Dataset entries
--------------------

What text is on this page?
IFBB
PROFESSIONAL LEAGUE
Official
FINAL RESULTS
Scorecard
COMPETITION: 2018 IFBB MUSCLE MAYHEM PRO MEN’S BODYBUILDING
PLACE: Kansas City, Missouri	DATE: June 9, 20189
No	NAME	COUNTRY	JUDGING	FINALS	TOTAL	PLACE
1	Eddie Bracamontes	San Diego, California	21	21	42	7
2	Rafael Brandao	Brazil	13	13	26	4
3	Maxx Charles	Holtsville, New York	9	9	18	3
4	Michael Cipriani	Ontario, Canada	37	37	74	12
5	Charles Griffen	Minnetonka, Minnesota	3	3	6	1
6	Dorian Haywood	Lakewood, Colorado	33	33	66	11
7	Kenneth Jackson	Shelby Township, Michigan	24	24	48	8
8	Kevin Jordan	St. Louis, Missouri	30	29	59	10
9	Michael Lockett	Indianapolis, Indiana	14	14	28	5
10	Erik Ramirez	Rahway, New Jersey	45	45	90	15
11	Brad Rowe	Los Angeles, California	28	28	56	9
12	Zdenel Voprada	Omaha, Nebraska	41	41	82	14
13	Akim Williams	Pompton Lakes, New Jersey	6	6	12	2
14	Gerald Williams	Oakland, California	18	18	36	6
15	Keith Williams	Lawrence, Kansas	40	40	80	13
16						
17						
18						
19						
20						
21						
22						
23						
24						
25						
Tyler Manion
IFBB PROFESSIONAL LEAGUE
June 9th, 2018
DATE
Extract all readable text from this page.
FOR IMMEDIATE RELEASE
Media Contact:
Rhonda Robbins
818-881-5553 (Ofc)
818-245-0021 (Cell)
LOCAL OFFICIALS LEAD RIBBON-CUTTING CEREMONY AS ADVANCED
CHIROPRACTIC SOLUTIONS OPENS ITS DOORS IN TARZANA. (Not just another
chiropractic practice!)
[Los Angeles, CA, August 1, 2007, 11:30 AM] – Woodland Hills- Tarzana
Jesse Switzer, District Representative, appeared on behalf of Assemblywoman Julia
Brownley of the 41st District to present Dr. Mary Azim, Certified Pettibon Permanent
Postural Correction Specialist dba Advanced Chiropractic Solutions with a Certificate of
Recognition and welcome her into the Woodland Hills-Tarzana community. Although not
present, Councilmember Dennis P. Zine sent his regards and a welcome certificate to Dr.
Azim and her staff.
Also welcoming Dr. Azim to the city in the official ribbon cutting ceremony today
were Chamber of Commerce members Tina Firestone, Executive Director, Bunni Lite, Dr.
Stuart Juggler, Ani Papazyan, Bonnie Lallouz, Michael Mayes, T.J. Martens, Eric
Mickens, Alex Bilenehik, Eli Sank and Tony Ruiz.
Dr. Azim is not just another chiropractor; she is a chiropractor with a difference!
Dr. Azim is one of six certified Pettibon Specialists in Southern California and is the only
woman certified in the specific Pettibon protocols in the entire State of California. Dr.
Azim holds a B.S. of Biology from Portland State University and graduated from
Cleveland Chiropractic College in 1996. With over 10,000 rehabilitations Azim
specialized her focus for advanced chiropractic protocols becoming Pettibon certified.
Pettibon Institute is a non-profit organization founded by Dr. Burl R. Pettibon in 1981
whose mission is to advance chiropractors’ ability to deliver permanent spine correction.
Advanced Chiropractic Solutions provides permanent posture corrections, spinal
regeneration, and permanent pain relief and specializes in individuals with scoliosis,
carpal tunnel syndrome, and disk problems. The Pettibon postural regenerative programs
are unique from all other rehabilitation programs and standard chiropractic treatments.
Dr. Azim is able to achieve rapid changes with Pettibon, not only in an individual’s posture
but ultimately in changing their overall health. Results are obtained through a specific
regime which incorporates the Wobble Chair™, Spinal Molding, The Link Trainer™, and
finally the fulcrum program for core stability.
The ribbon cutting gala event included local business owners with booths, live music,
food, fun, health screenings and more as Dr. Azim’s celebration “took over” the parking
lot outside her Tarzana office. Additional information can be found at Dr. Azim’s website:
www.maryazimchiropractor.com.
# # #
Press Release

--------------------

EXERCISE GOAL: Write out all of the records once more, exactly.

FULL SOLUTION:
What text is on this page?
IFBB
PROFESSIONAL LEAGUE
Official
FINAL RESULTS
Scorecard
COMPETITION: 2018 IFBB MUSCLE MAYHEM PRO MEN’S BODYBUILDING
PLACE: Kansas City, Missouri	DATE: June 9, 20189
No	NAME	COUNTRY	JUDGING	FINALS	TOTAL	PLACE
1	Eddie Bracamontes	San Diego, California	21	21	42	7
2	Rafael Brandao	Brazil	13	13	26	4
3	Maxx Charles	Holtsville, New York	9	9	18	3
4	Michael Cipriani	Ontario, Canada	37	37	74	12
5	Charles Griffen	Minnetonka, Minnesota	3	3	6	1
6	Dorian Haywood	Lakewood, Colorado	33	33	66	11
7	Kenneth Jackson	Shelby Township, Michigan	24	24	48	8
8	Kevin Jordan	St. Louis, Missouri	30	29	59	10
9	Michael Lockett	Indianapolis, Indiana	14	14	28	5
10	Erik Ramirez	Rahway, New Jersey	45	45	90	15
11	Brad Rowe	Los Angeles, California	28	28	56	9
12	Zdenel Voprada	Omaha, Nebraska	41	41	82	14
13	Akim Williams	Pompton Lakes, New Jersey	6	6	12	2
14	Gerald Williams	Oakland, California	18	18	36	6
15	Keith Williams	Lawrence, Kansas	40	40	80	13
16						
17						
18						
19						
20						
21						
22						
23						
24						
25						
Tyler Manion
IFBB PROFESSIONAL LEAGUE
June 9th, 2018
DATE
Extract all readable text from this page.
FOR IMMEDIATE RELEASE
Media Contact:
Rhonda Robbins
818-881-5553 (Ofc)
818-245-0021 (Cell)
LOCAL OFFICIALS LEAD RIBBON-CUTTING CEREMONY AS ADVANCED
CHIROPRACTIC SOLUTIONS OPENS ITS DOORS IN TARZANA. (Not just another
chiropractic practice!)
[Los Angeles, CA, August 1, 2007, 11:30 AM] – Woodland Hills- Tarzana
Jesse Switzer, District Representative, appeared on behalf of Assemblywoman Julia
Brownley of the 41st District to present Dr. Mary Azim, Certified Pettibon Permanent
Postural Correction Specialist dba Advanced Chiropractic Solutions with a Certificate of
Recognition and welcome her into the Woodland Hills-Tarzana community. Although not
present, Councilmember Dennis P. Zine sent his regards and a welcome certificate to Dr.
Azim and her staff.
Also welcoming Dr. Azim to the city in the official ribbon cutting ceremony today
were Chamber of Commerce members Tina Firestone, Executive Director, Bunni Lite, Dr.
Stuart Juggler, Ani Papazyan, Bonnie Lallouz, Michael Mayes, T.J. Martens, Eric
Mickens, Alex Bilenehik, Eli Sank and Tony Ruiz.
Dr. Azim is not just another chiropractor; she is a chiropractor with a difference!
Dr. Azim is one of six certified Pettibon Specialists in Southern California and is the only
woman certified in the specific Pettibon protocols in the entire State of California. Dr.
Azim holds a B.S. of Biology from Portland State University and graduated from
Cleveland Chiropractic College in 1996. With over 10,000 rehabilitations Azim
specialized her focus for advanced chiropractic protocols becoming Pettibon certified.
Pettibon Institute is a non-profit organization founded by Dr. Burl R. Pettibon in 1981
whose mission is to advance chiropractors’ ability to deliver permanent spine correction.
Advanced Chiropractic Solutions provides permanent posture corrections, spinal
regeneration, and permanent pain relief and specializes in individuals with scoliosis,
carpal tunnel syndrome, and disk problems. The Pettibon postural regenerative programs
are unique from all other rehabilitation programs and standard chiropractic treatments.
Dr. Azim is able to achieve rapid changes with Pettibon, not only in an individual’s posture
but ultimately in changing their overall health. Results are obtained through a specific
regime which incorporates the Wobble Chair™, Spinal Molding, The Link Trainer™, and
finally the fulcrum program for core stability.
The ribbon cutting gala event included local business owners with booths, live music,
food, fun, health screenings and more as Dr. Azim’s celebration “took over” the parking
lot outside her Tarzana office. Additional information can be found at Dr. Azim’s website:
www.maryazimchiropractor.com.
# # #
Press Release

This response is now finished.